• **SUPPLIED MATERIAL**
-- START --

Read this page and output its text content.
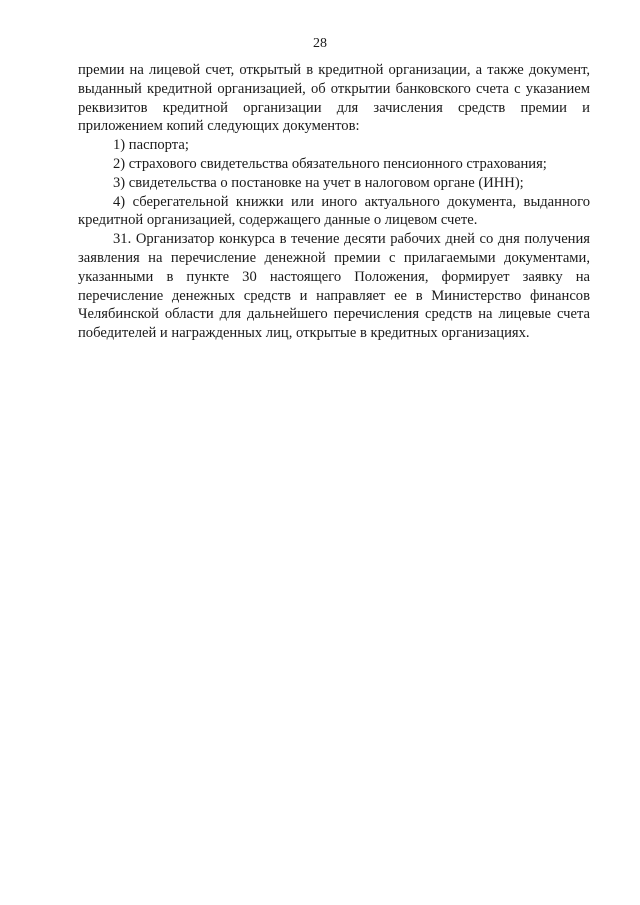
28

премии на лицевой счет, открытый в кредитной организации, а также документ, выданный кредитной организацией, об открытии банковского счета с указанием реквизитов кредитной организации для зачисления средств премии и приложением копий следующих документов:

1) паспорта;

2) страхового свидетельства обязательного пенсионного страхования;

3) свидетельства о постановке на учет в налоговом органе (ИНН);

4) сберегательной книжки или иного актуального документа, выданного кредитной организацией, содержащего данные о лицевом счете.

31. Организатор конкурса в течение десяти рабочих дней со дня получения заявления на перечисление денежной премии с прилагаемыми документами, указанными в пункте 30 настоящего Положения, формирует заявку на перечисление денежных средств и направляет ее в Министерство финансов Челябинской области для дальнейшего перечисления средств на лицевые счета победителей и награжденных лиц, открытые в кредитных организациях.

-- END --
-- START --

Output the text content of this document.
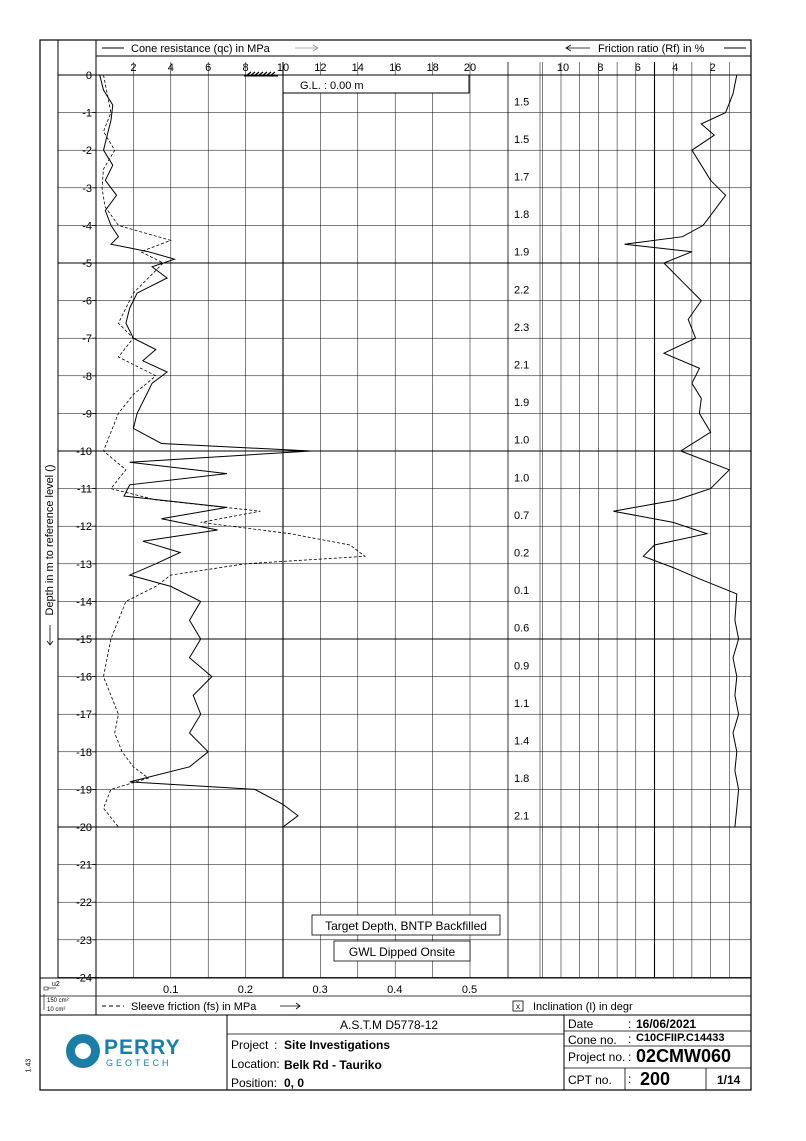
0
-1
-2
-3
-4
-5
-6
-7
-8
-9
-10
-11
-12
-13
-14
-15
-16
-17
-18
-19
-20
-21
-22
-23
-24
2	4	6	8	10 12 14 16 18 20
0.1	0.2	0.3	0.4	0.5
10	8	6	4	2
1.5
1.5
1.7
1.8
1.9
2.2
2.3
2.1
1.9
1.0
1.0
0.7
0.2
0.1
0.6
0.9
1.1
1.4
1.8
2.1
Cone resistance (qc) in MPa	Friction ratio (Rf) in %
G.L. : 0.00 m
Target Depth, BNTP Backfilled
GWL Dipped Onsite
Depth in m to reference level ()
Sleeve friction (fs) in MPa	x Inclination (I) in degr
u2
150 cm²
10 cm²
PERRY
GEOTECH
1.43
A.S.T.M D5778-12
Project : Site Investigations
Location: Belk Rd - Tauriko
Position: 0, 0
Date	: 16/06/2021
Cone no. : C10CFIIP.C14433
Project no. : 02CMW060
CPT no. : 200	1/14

-- END --

• **TO DO**
Copy every line of the data that holds the string "Depth".

• **OUTPUT BELOW**
Target Depth, BNTP Backfilled
Depth in m to reference level ()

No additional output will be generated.